* _Problem to work on_
Each line containing the word "title" should be found and copied.

Start of Dataset excerpts

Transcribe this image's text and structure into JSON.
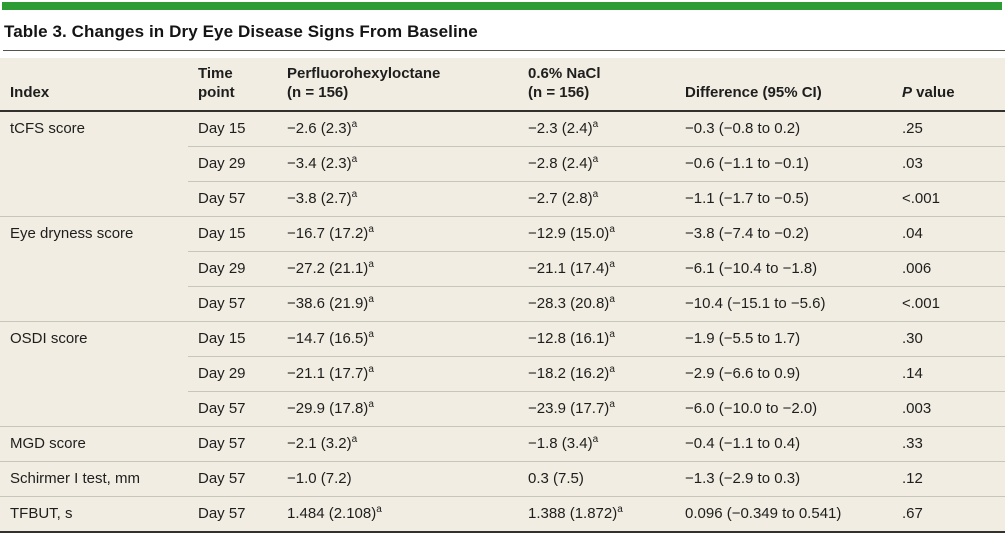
{
  "colors": {
    "accent_green": "#2D9C35",
    "table_background": "#F1EDE2",
    "rule_light": "#C8C5BB",
    "rule_dark": "#33312C"
  },
  "table": {
    "title": "Table 3. Changes in Dry Eye Disease Signs From Baseline",
    "columns": {
      "index": {
        "line1": "Index"
      },
      "time": {
        "line1": "Time",
        "line2": "point"
      },
      "drug": {
        "line1": "Perfluorohexyloctane",
        "line2": "(n = 156)"
      },
      "nacl": {
        "line1": "0.6% NaCl",
        "line2": "(n = 156)"
      },
      "diff": {
        "line1": "Difference (95% CI)"
      },
      "pvalue": {
        "italic": "P",
        "rest": " value"
      }
    },
    "rows": [
      {
        "index": "tCFS score",
        "time": "Day 15",
        "drug": "−2.6 (2.3)",
        "drug_sup": "a",
        "nacl": "−2.3 (2.4)",
        "nacl_sup": "a",
        "diff": "−0.3 (−0.8 to 0.2)",
        "p": ".25"
      },
      {
        "index": "",
        "time": "Day 29",
        "drug": "−3.4 (2.3)",
        "drug_sup": "a",
        "nacl": "−2.8 (2.4)",
        "nacl_sup": "a",
        "diff": "−0.6 (−1.1 to −0.1)",
        "p": ".03"
      },
      {
        "index": "",
        "time": "Day 57",
        "drug": "−3.8 (2.7)",
        "drug_sup": "a",
        "nacl": "−2.7 (2.8)",
        "nacl_sup": "a",
        "diff": "−1.1 (−1.7 to −0.5)",
        "p": "<.001"
      },
      {
        "index": "Eye dryness score",
        "time": "Day 15",
        "drug": "−16.7 (17.2)",
        "drug_sup": "a",
        "nacl": "−12.9 (15.0)",
        "nacl_sup": "a",
        "diff": "−3.8 (−7.4 to −0.2)",
        "p": ".04"
      },
      {
        "index": "",
        "time": "Day 29",
        "drug": "−27.2 (21.1)",
        "drug_sup": "a",
        "nacl": "−21.1 (17.4)",
        "nacl_sup": "a",
        "diff": "−6.1 (−10.4 to −1.8)",
        "p": ".006"
      },
      {
        "index": "",
        "time": "Day 57",
        "drug": "−38.6 (21.9)",
        "drug_sup": "a",
        "nacl": "−28.3 (20.8)",
        "nacl_sup": "a",
        "diff": "−10.4 (−15.1 to −5.6)",
        "p": "<.001"
      },
      {
        "index": "OSDI score",
        "time": "Day 15",
        "drug": "−14.7 (16.5)",
        "drug_sup": "a",
        "nacl": "−12.8 (16.1)",
        "nacl_sup": "a",
        "diff": "−1.9 (−5.5 to 1.7)",
        "p": ".30"
      },
      {
        "index": "",
        "time": "Day 29",
        "drug": "−21.1 (17.7)",
        "drug_sup": "a",
        "nacl": "−18.2 (16.2)",
        "nacl_sup": "a",
        "diff": "−2.9 (−6.6 to 0.9)",
        "p": ".14"
      },
      {
        "index": "",
        "time": "Day 57",
        "drug": "−29.9 (17.8)",
        "drug_sup": "a",
        "nacl": "−23.9 (17.7)",
        "nacl_sup": "a",
        "diff": "−6.0 (−10.0 to −2.0)",
        "p": ".003"
      },
      {
        "index": "MGD score",
        "time": "Day 57",
        "drug": "−2.1 (3.2)",
        "drug_sup": "a",
        "nacl": "−1.8 (3.4)",
        "nacl_sup": "a",
        "diff": "−0.4 (−1.1 to 0.4)",
        "p": ".33"
      },
      {
        "index": "Schirmer I test, mm",
        "time": "Day 57",
        "drug": "−1.0 (7.2)",
        "drug_sup": "",
        "nacl": "0.3 (7.5)",
        "nacl_sup": "",
        "diff": "−1.3 (−2.9 to 0.3)",
        "p": ".12"
      },
      {
        "index": "TFBUT, s",
        "time": "Day 57",
        "drug": "1.484 (2.108)",
        "drug_sup": "a",
        "nacl": "1.388 (1.872)",
        "nacl_sup": "a",
        "diff": "0.096 (−0.349 to 0.541)",
        "p": ".67"
      }
    ]
  }
}
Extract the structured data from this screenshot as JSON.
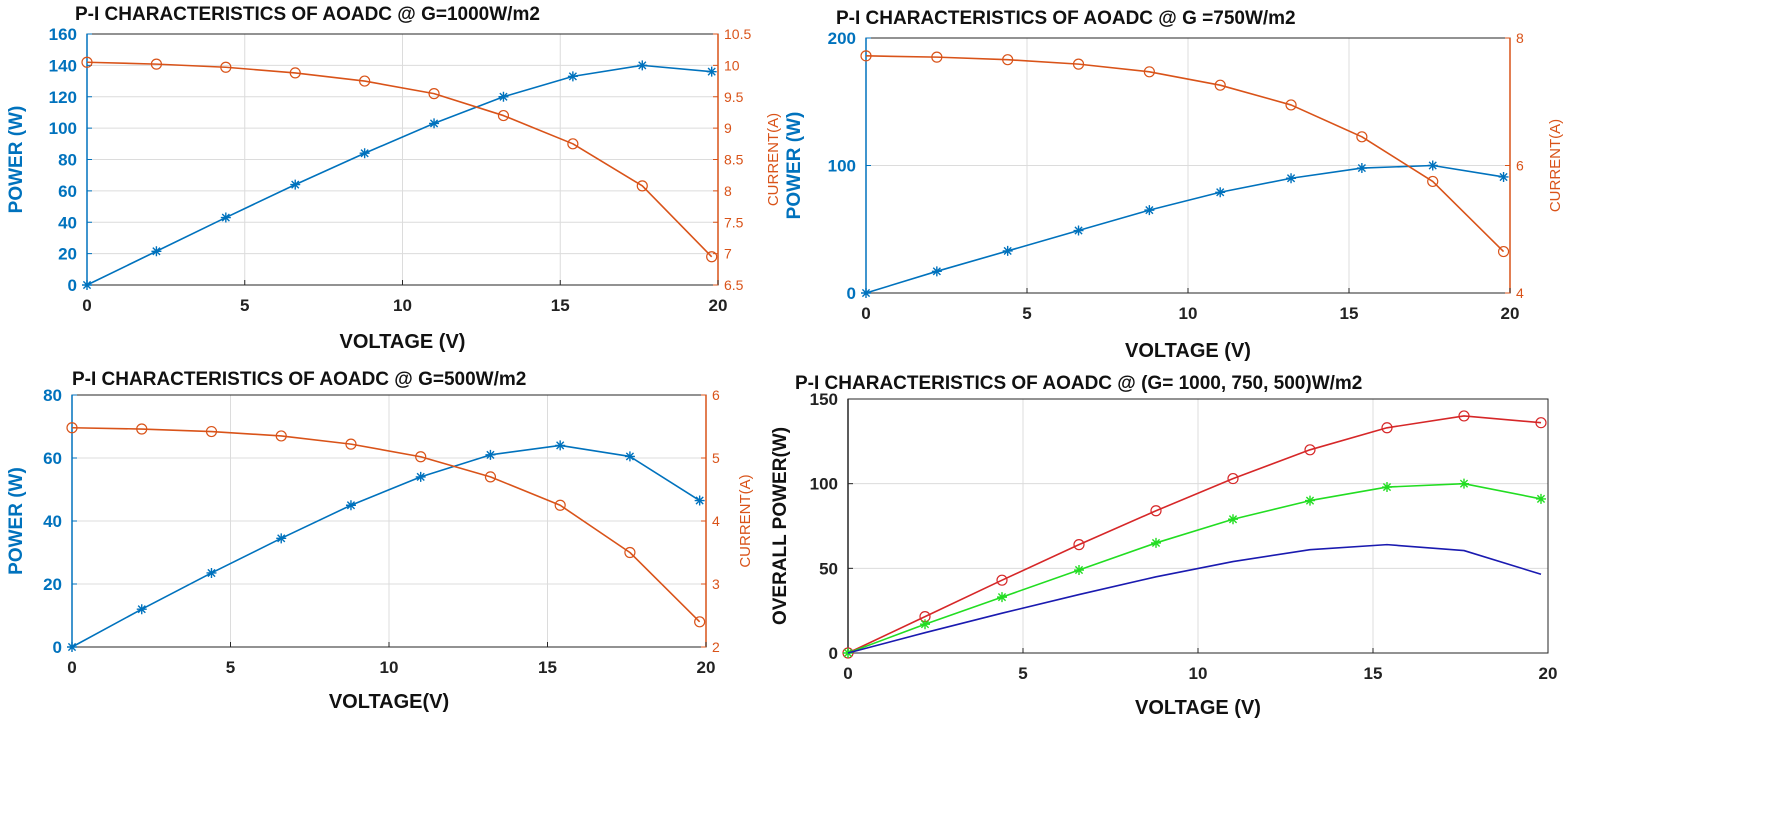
{
  "chart_data": [
    {
      "type": "line",
      "title": "P-I CHARACTERISTICS OF AOADC @ G=1000W/m2",
      "xlabel": "VOLTAGE (V)",
      "ylabel": "POWER (W)",
      "ylabel_right": "CURRENT(A)",
      "xlim": [
        0,
        20
      ],
      "ylim": [
        0,
        160
      ],
      "ylim_right": [
        6.5,
        10.5
      ],
      "xticks": [
        "0",
        "5",
        "10",
        "15",
        "20"
      ],
      "yticks": [
        "0",
        "20",
        "40",
        "60",
        "80",
        "100",
        "120",
        "140",
        "160"
      ],
      "yticks_right": [
        "6.5",
        "7",
        "7.5",
        "8",
        "8.5",
        "9",
        "9.5",
        "10",
        "10.5"
      ],
      "grid": true,
      "x": [
        0,
        2.2,
        4.4,
        6.6,
        8.8,
        11.0,
        13.2,
        15.4,
        17.6,
        19.8
      ],
      "series": [
        {
          "axis": "left",
          "color": "#0072bd",
          "marker": "star",
          "values": [
            0,
            21.5,
            43,
            64,
            84,
            103,
            120,
            133,
            140,
            136
          ]
        },
        {
          "axis": "right",
          "color": "#d95319",
          "marker": "circle",
          "values": [
            10.05,
            10.02,
            9.97,
            9.88,
            9.75,
            9.55,
            9.2,
            8.75,
            8.08,
            6.95
          ]
        }
      ]
    },
    {
      "type": "line",
      "title": "P-I CHARACTERISTICS OF AOADC @ G =750W/m2",
      "xlabel": "VOLTAGE (V)",
      "ylabel": "POWER (W)",
      "ylabel_right": "CURRENT(A)",
      "xlim": [
        0,
        20
      ],
      "ylim": [
        0,
        200
      ],
      "ylim_right": [
        4,
        8
      ],
      "xticks": [
        "0",
        "5",
        "10",
        "15",
        "20"
      ],
      "yticks": [
        "0",
        "100",
        "200"
      ],
      "yticks_right": [
        "4",
        "6",
        "8"
      ],
      "grid": true,
      "x": [
        0,
        2.2,
        4.4,
        6.6,
        8.8,
        11.0,
        13.2,
        15.4,
        17.6,
        19.8
      ],
      "series": [
        {
          "axis": "left",
          "color": "#0072bd",
          "marker": "star",
          "values": [
            0,
            17,
            33,
            49,
            65,
            79,
            90,
            98,
            100,
            91
          ]
        },
        {
          "axis": "right",
          "color": "#d95319",
          "marker": "circle",
          "values": [
            7.72,
            7.7,
            7.66,
            7.59,
            7.47,
            7.26,
            6.95,
            6.45,
            5.75,
            4.65
          ]
        }
      ]
    },
    {
      "type": "line",
      "title": "P-I CHARACTERISTICS OF AOADC @ G=500W/m2",
      "xlabel": "VOLTAGE(V)",
      "ylabel": "POWER (W)",
      "ylabel_right": "CURRENT(A)",
      "xlim": [
        0,
        20
      ],
      "ylim": [
        0,
        80
      ],
      "ylim_right": [
        2,
        6
      ],
      "xticks": [
        "0",
        "5",
        "10",
        "15",
        "20"
      ],
      "yticks": [
        "0",
        "20",
        "40",
        "60",
        "80"
      ],
      "yticks_right": [
        "2",
        "3",
        "4",
        "5",
        "6"
      ],
      "grid": true,
      "x": [
        0,
        2.2,
        4.4,
        6.6,
        8.8,
        11.0,
        13.2,
        15.4,
        17.6,
        19.8
      ],
      "series": [
        {
          "axis": "left",
          "color": "#0072bd",
          "marker": "star",
          "values": [
            0,
            12,
            23.5,
            34.5,
            45,
            54,
            61,
            64,
            60.5,
            46.5
          ]
        },
        {
          "axis": "right",
          "color": "#d95319",
          "marker": "circle",
          "values": [
            5.48,
            5.46,
            5.42,
            5.35,
            5.22,
            5.02,
            4.7,
            4.25,
            3.5,
            2.4
          ]
        }
      ]
    },
    {
      "type": "line",
      "title": "P-I CHARACTERISTICS OF AOADC @ (G= 1000, 750, 500)W/m2",
      "xlabel": "VOLTAGE (V)",
      "ylabel": "OVERALL POWER(W)",
      "xlim": [
        0,
        20
      ],
      "ylim": [
        0,
        150
      ],
      "xticks": [
        "0",
        "5",
        "10",
        "15",
        "20"
      ],
      "yticks": [
        "0",
        "50",
        "100",
        "150"
      ],
      "grid": true,
      "x": [
        0,
        2.2,
        4.4,
        6.6,
        8.8,
        11.0,
        13.2,
        15.4,
        17.6,
        19.8
      ],
      "series": [
        {
          "axis": "left",
          "color": "#d62728",
          "marker": "circle",
          "values": [
            0,
            21.5,
            43,
            64,
            84,
            103,
            120,
            133,
            140,
            136
          ]
        },
        {
          "axis": "left",
          "color": "#22dd22",
          "marker": "star",
          "values": [
            0,
            17,
            33,
            49,
            65,
            79,
            90,
            98,
            100,
            91
          ]
        },
        {
          "axis": "left",
          "color": "#1a1ab0",
          "marker": "none",
          "values": [
            0,
            12,
            23.5,
            34.5,
            45,
            54,
            61,
            64,
            60.5,
            46.5
          ]
        }
      ]
    }
  ]
}
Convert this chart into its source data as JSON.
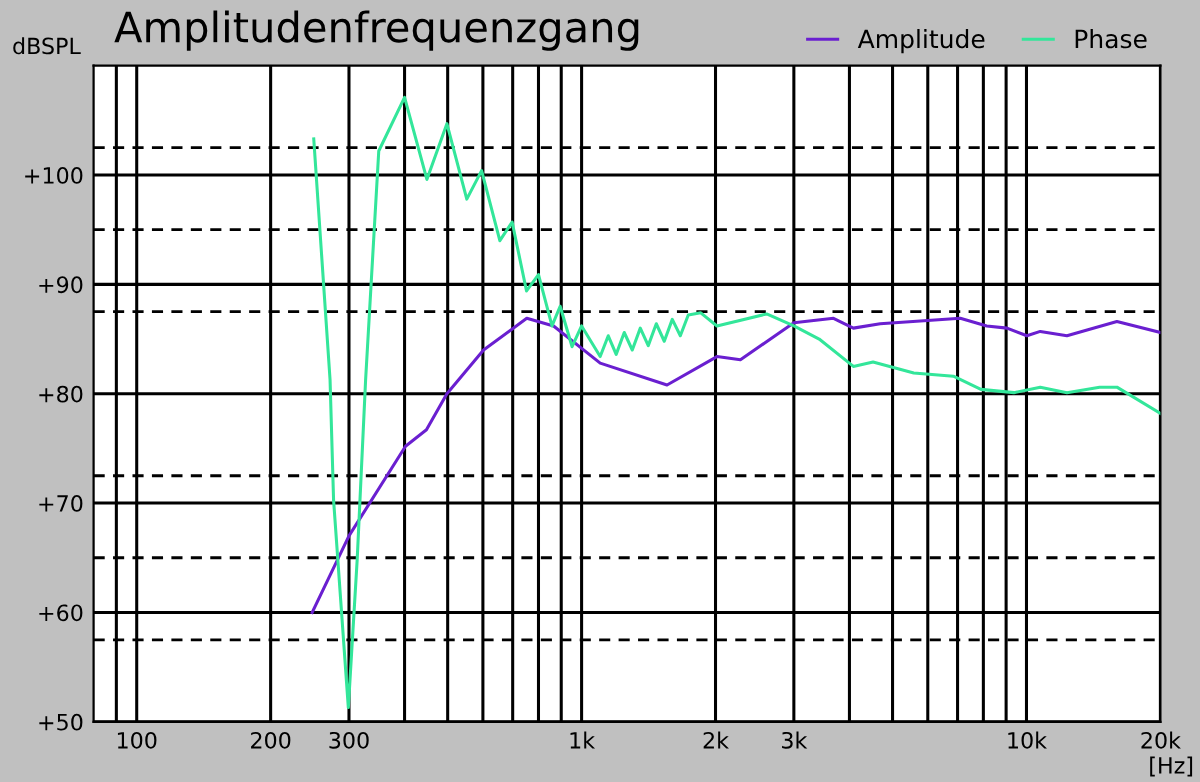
{
  "chart_data": {
    "type": "line",
    "title": "Amplitudenfrequenzgang",
    "xlabel": "[Hz]",
    "ylabel": "dBSPL",
    "log": "x",
    "grid": true,
    "legend": "top right",
    "line_style": "solid",
    "marker": "none",
    "xlim": [
      80,
      20000
    ],
    "ylim": [
      50,
      110
    ],
    "xticks": [
      {
        "value": 90,
        "label": null
      },
      {
        "value": 100,
        "label": "100"
      },
      {
        "value": 200,
        "label": "200"
      },
      {
        "value": 300,
        "label": "300"
      },
      {
        "value": 400,
        "label": null
      },
      {
        "value": 500,
        "label": null
      },
      {
        "value": 600,
        "label": null
      },
      {
        "value": 700,
        "label": null
      },
      {
        "value": 800,
        "label": null
      },
      {
        "value": 900,
        "label": null
      },
      {
        "value": 1000,
        "label": "1k"
      },
      {
        "value": 2000,
        "label": "2k"
      },
      {
        "value": 3000,
        "label": "3k"
      },
      {
        "value": 4000,
        "label": null
      },
      {
        "value": 5000,
        "label": null
      },
      {
        "value": 6000,
        "label": null
      },
      {
        "value": 7000,
        "label": null
      },
      {
        "value": 8000,
        "label": null
      },
      {
        "value": 9000,
        "label": null
      },
      {
        "value": 10000,
        "label": "10k"
      },
      {
        "value": 20000,
        "label": "20k"
      }
    ],
    "yticks": [
      {
        "value": 50,
        "label": "+50"
      },
      {
        "value": 60,
        "label": "+60"
      },
      {
        "value": 70,
        "label": "+70"
      },
      {
        "value": 80,
        "label": "+80"
      },
      {
        "value": 90,
        "label": "+90"
      },
      {
        "value": 100,
        "label": "+100"
      }
    ],
    "ref_lines": [
      {
        "axis": "y",
        "value": 57.5,
        "color": "#000000",
        "line_style": "dashed"
      },
      {
        "axis": "y",
        "value": 65,
        "color": "#000000",
        "line_style": "dashed"
      },
      {
        "axis": "y",
        "value": 72.5,
        "color": "#000000",
        "line_style": "dashed"
      },
      {
        "axis": "y",
        "value": 87.5,
        "color": "#000000",
        "line_style": "dashed"
      },
      {
        "axis": "y",
        "value": 95,
        "color": "#000000",
        "line_style": "dashed"
      },
      {
        "axis": "y",
        "value": 102.5,
        "color": "#000000",
        "line_style": "dashed"
      }
    ],
    "series": [
      {
        "name": "Amplitude",
        "color": "#6a1fd0",
        "x": [
          248,
          300,
          402,
          448,
          498,
          602,
          753,
          865,
          1101,
          1556,
          2015,
          2275,
          3000,
          3683,
          4082,
          4690,
          7100,
          8140,
          9040,
          10020,
          10740,
          12330,
          15970,
          20000
        ],
        "values": [
          60,
          67,
          75.2,
          76.7,
          80,
          84,
          86.9,
          86.2,
          82.8,
          80.8,
          83.4,
          83.1,
          86.5,
          86.9,
          86,
          86.4,
          86.9,
          86.2,
          86,
          85.3,
          85.7,
          85.3,
          86.6,
          85.6
        ]
      },
      {
        "name": "Phase",
        "color": "#33e69a",
        "x": [
          250,
          272,
          277,
          299,
          313,
          327,
          350,
          400,
          449,
          498,
          552,
          596,
          655,
          698,
          752,
          800,
          858,
          895,
          952,
          1000,
          1101,
          1148,
          1196,
          1247,
          1300,
          1355,
          1412,
          1472,
          1534,
          1599,
          1667,
          1737,
          1853,
          2015,
          2606,
          3000,
          3420,
          4082,
          4520,
          5580,
          6850,
          7900,
          9370,
          10740,
          12330,
          14600,
          15970,
          20000
        ],
        "values": [
          103.3,
          81.3,
          70.3,
          51.3,
          64.8,
          81.3,
          102.2,
          107.1,
          99.6,
          104.7,
          97.8,
          100.4,
          94,
          95.7,
          89.4,
          90.9,
          86.2,
          88,
          84.3,
          86.2,
          83.4,
          85.3,
          83.6,
          85.6,
          84,
          86,
          84.4,
          86.4,
          84.8,
          86.8,
          85.3,
          87.2,
          87.4,
          86.2,
          87.3,
          86.2,
          85,
          82.5,
          82.9,
          81.9,
          81.6,
          80.4,
          80.1,
          80.6,
          80.1,
          80.6,
          80.6,
          78.2
        ]
      }
    ]
  }
}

End of Dataset excerpts

* _Task output_
    "title": "Table 3. Changes in Dry Eye Disease Signs From Baseline",
      "title": "P-I CHARACTERISTICS OF AOADC @ G=1000W/m2",
      "title": "P-I CHARACTERISTICS OF AOADC @ G =750W/m2",
      "title": "P-I CHARACTERISTICS OF AOADC @ G=500W/m2",
      "title": "P-I CHARACTERISTICS OF AOADC @ (G= 1000, 750, 500)W/m2",
    "title": "Amplitudenfrequenzgang",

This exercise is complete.